• Job 1: Copy out the stored entries word for word, from the first line of the listing through the line containing "bar-segment-hatched xyxy=(176,287,200,300)", both included.

-.-.-

So why is this so great? What makes an insurance policy "smart"? Here's four important reasons:

  1. First, there is no dependence on a third party for the enforcement of the contract. The elimination of the middleman considerably reduces the total amount of money spent on the contract.
  2. Eliminating third party vendors also means that the entire process of validation and enforcement of the contract becomes speedy as the users are directly transacting with each other.
  3. Since the terms of the contract cannot be changed, the users are at a lesser risk of being cheated. Smart contracts are free from all kinds of human intervention.
  4. And finally, there is no risk of misplacing or losing the contract as the contract is saved on a distributed ledger. What this means is that each device connected to the network has a copy of the contract and the data stays on the network forever.

Consulting firm PWC has calculated a $10 billion annual saving can be realized through the implementation of blockchain technology to the insurance industry. Besides the cost savings in reduced processing, errors and time required, the power of instant access and legal certainty, the minimizing of reputational risk and the lack of a single point of failure all make this process high on carrier's watch lists. Interestingly, PWC reports 56% of carriers polled recognize the importance of jumping onto the blockchain train but 57% of them don't know how to respond.

-.-.-

• Job 2:
Answer these questions from the passage on smart insurance contracts:
(a) What annual saving did PWC calculate for blockchain in the insurance industry?
(b) Where is the contract saved, so that it cannot be misplaced or lost?
(c) What percentage of carriers polled don't know how to respond?

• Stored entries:

-.-.-

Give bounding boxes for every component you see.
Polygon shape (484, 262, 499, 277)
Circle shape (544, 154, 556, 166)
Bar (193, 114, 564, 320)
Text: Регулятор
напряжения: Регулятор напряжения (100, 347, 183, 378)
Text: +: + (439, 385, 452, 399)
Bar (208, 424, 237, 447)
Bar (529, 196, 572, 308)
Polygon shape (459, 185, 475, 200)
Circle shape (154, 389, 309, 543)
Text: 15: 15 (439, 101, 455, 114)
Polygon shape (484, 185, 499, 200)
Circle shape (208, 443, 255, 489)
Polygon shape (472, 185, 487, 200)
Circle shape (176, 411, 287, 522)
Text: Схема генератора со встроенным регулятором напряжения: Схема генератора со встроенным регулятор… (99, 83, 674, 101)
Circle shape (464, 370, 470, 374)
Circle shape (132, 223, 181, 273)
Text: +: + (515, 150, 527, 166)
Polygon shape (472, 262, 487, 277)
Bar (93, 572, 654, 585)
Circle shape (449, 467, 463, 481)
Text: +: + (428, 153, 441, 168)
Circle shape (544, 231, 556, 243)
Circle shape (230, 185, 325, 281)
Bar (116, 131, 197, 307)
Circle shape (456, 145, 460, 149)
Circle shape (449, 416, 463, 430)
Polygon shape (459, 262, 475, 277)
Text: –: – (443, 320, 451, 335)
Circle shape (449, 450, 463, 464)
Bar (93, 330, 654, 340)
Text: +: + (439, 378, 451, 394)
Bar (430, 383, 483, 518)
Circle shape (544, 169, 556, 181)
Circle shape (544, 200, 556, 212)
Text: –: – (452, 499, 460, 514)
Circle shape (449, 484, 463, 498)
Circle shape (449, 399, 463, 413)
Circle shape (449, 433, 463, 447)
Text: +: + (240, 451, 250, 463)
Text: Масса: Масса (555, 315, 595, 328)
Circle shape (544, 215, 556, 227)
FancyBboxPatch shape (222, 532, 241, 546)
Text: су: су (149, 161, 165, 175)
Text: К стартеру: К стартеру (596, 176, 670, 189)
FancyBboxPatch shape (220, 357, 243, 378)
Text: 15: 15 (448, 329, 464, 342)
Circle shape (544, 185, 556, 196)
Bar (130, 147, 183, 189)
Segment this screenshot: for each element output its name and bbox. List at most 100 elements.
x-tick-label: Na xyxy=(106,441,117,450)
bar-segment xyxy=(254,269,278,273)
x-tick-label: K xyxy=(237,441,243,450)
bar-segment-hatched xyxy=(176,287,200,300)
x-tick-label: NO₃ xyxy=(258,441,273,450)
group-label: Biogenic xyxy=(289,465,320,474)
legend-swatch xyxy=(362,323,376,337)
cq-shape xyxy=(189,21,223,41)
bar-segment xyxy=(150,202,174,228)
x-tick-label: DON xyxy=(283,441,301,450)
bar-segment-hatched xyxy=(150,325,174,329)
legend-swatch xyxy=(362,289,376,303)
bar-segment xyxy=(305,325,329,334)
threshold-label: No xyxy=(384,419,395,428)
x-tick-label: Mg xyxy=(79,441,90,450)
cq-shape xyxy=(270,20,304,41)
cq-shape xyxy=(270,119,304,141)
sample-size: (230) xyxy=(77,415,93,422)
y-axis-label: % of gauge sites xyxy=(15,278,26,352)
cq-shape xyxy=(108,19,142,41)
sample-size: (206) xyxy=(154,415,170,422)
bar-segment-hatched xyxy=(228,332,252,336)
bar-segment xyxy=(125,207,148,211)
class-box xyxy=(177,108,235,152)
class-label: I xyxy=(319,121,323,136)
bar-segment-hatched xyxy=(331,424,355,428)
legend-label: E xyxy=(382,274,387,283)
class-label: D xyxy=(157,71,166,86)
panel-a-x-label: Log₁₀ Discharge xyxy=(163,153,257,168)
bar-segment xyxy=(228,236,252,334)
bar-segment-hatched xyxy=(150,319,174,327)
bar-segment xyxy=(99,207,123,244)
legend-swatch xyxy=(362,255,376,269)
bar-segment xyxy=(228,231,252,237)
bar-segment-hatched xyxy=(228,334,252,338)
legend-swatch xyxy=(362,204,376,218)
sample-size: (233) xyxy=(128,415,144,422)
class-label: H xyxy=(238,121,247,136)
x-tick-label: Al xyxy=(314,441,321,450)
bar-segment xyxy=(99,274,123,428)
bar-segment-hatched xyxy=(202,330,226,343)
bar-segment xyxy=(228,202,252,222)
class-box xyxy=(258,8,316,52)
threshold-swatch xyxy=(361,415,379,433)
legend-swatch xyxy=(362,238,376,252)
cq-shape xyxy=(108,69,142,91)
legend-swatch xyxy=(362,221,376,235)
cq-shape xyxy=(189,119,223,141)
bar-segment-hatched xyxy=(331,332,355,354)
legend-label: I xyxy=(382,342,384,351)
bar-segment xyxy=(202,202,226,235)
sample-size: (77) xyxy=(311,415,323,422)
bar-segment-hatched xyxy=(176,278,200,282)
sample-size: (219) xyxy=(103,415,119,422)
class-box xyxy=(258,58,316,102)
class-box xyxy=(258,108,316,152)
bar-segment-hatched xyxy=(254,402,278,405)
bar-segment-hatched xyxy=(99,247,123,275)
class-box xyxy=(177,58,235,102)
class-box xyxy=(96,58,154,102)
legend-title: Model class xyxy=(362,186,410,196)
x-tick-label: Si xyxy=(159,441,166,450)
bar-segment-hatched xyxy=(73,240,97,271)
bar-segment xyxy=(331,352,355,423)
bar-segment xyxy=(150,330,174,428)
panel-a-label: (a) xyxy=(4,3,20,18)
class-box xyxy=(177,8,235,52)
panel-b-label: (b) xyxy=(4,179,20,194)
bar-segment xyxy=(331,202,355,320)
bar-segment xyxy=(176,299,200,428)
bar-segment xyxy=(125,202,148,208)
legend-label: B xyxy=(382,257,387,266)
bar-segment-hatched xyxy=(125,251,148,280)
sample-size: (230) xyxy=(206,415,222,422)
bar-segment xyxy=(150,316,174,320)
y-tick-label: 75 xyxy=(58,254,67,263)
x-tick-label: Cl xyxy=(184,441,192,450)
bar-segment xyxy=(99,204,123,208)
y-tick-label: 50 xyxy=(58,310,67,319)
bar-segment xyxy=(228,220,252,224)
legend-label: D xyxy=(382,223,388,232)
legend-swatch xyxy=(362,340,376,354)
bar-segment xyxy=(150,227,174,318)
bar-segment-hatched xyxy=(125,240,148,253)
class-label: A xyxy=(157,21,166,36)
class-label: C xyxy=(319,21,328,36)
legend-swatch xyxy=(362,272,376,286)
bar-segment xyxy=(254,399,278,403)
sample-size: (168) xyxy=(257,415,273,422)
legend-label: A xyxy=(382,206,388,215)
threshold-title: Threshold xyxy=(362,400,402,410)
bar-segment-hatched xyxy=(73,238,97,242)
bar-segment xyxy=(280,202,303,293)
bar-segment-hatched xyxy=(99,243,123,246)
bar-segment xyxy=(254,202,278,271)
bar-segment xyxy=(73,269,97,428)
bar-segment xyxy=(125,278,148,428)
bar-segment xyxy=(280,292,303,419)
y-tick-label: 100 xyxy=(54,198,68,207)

-.-.-

• Finished answer 1:
Give bounding boxes for every component you see.
Polygon shape (484, 262, 499, 277)
Circle shape (544, 154, 556, 166)
Bar (193, 114, 564, 320)
Text: Регулятор
напряжения: Регулятор напряжения (100, 347, 183, 378)
Text: +: + (439, 385, 452, 399)
Bar (208, 424, 237, 447)
Bar (529, 196, 572, 308)
Polygon shape (459, 185, 475, 200)
Circle shape (154, 389, 309, 543)
Text: 15: 15 (439, 101, 455, 114)
Polygon shape (484, 185, 499, 200)
Circle shape (208, 443, 255, 489)
Polygon shape (472, 185, 487, 200)
Circle shape (176, 411, 287, 522)
Text: Схема генератора со встроенным регулятором напряжения: Схема генератора со встроенным регулятор… (99, 83, 674, 101)
Circle shape (464, 370, 470, 374)
Circle shape (132, 223, 181, 273)
Text: +: + (515, 150, 527, 166)
Polygon shape (472, 262, 487, 277)
Bar (93, 572, 654, 585)
Circle shape (449, 467, 463, 481)
Text: +: + (428, 153, 441, 168)
Circle shape (544, 231, 556, 243)
Circle shape (230, 185, 325, 281)
Bar (116, 131, 197, 307)
Circle shape (456, 145, 460, 149)
Circle shape (449, 416, 463, 430)
Polygon shape (459, 262, 475, 277)
Text: –: – (443, 320, 451, 335)
Circle shape (449, 450, 463, 464)
Bar (93, 330, 654, 340)
Text: +: + (439, 378, 451, 394)
Bar (430, 383, 483, 518)
Circle shape (544, 169, 556, 181)
Circle shape (544, 200, 556, 212)
Text: –: – (452, 499, 460, 514)
Circle shape (449, 484, 463, 498)
Circle shape (449, 399, 463, 413)
Circle shape (449, 433, 463, 447)
Text: +: + (240, 451, 250, 463)
Text: Масса: Масса (555, 315, 595, 328)
Circle shape (544, 215, 556, 227)
FancyBboxPatch shape (222, 532, 241, 546)
Text: су: су (149, 161, 165, 175)
Text: К стартеру: К стартеру (596, 176, 670, 189)
FancyBboxPatch shape (220, 357, 243, 378)
Text: 15: 15 (448, 329, 464, 342)
Circle shape (544, 185, 556, 196)
Bar (130, 147, 183, 189)
Segment this screenshot: for each element output its name and bbox. List at most 100 elements.
x-tick-label: Na xyxy=(106,441,117,450)
bar-segment xyxy=(254,269,278,273)
x-tick-label: K xyxy=(237,441,243,450)
bar-segment-hatched xyxy=(176,287,200,300)

• Finished answer 2:
(a) $10 billion
(b) On a distributed ledger
(c) 57%